===== Given entries =====

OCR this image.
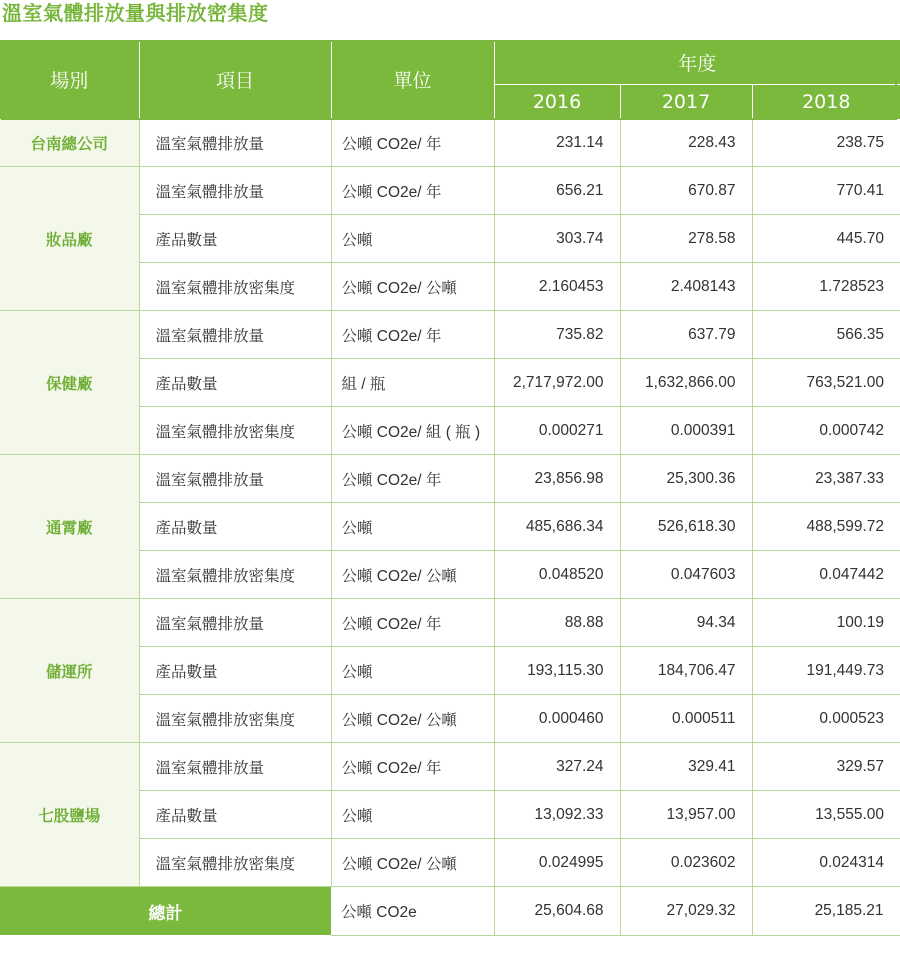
溫室氣體排放量與排放密集度
場別	項目	單位	年度		
			2016	2017	2018
台南總公司	溫室氣體排放量	公噸 CO2e/ 年	231.14	228.43	238.75
妝品廠	溫室氣體排放量	公噸 CO2e/ 年	656.21	670.87	770.41
	產品數量	公噸	303.74	278.58	445.70
	溫室氣體排放密集度	公噸 CO2e/ 公噸	2.160453	2.408143	1.728523
保健廠	溫室氣體排放量	公噸 CO2e/ 年	735.82	637.79	566.35
	產品數量	組 / 瓶	2,717,972.00	1,632,866.00	763,521.00
	溫室氣體排放密集度	公噸 CO2e/ 組 ( 瓶 )	0.000271	0.000391	0.000742
通霄廠	溫室氣體排放量	公噸 CO2e/ 年	23,856.98	25,300.36	23,387.33
	產品數量	公噸	485,686.34	526,618.30	488,599.72
	溫室氣體排放密集度	公噸 CO2e/ 公噸	0.048520	0.047603	0.047442
儲運所	溫室氣體排放量	公噸 CO2e/ 年	88.88	94.34	100.19
	產品數量	公噸	193,115.30	184,706.47	191,449.73
	溫室氣體排放密集度	公噸 CO2e/ 公噸	0.000460	0.000511	0.000523
七股鹽場	溫室氣體排放量	公噸 CO2e/ 年	327.24	329.41	329.57
	產品數量	公噸	13,092.33	13,957.00	13,555.00
	溫室氣體排放密集度	公噸 CO2e/ 公噸	0.024995	0.023602	0.024314
總計		公噸 CO2e	25,604.68	27,029.32	25,185.21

=====

◆ Task objective ◆
Without including any pictures, please restate all the records exactly.

◆ Expected answer ◆
OCR this image.
溫室氣體排放量與排放密集度
場別	項目	單位	年度		
			2016	2017	2018
台南總公司	溫室氣體排放量	公噸 CO2e/ 年	231.14	228.43	238.75
妝品廠	溫室氣體排放量	公噸 CO2e/ 年	656.21	670.87	770.41
	產品數量	公噸	303.74	278.58	445.70
	溫室氣體排放密集度	公噸 CO2e/ 公噸	2.160453	2.408143	1.728523
保健廠	溫室氣體排放量	公噸 CO2e/ 年	735.82	637.79	566.35
	產品數量	組 / 瓶	2,717,972.00	1,632,866.00	763,521.00
	溫室氣體排放密集度	公噸 CO2e/ 組 ( 瓶 )	0.000271	0.000391	0.000742
通霄廠	溫室氣體排放量	公噸 CO2e/ 年	23,856.98	25,300.36	23,387.33
	產品數量	公噸	485,686.34	526,618.30	488,599.72
	溫室氣體排放密集度	公噸 CO2e/ 公噸	0.048520	0.047603	0.047442
儲運所	溫室氣體排放量	公噸 CO2e/ 年	88.88	94.34	100.19
	產品數量	公噸	193,115.30	184,706.47	191,449.73
	溫室氣體排放密集度	公噸 CO2e/ 公噸	0.000460	0.000511	0.000523
七股鹽場	溫室氣體排放量	公噸 CO2e/ 年	327.24	329.41	329.57
	產品數量	公噸	13,092.33	13,957.00	13,555.00
	溫室氣體排放密集度	公噸 CO2e/ 公噸	0.024995	0.023602	0.024314
總計		公噸 CO2e	25,604.68	27,029.32	25,185.21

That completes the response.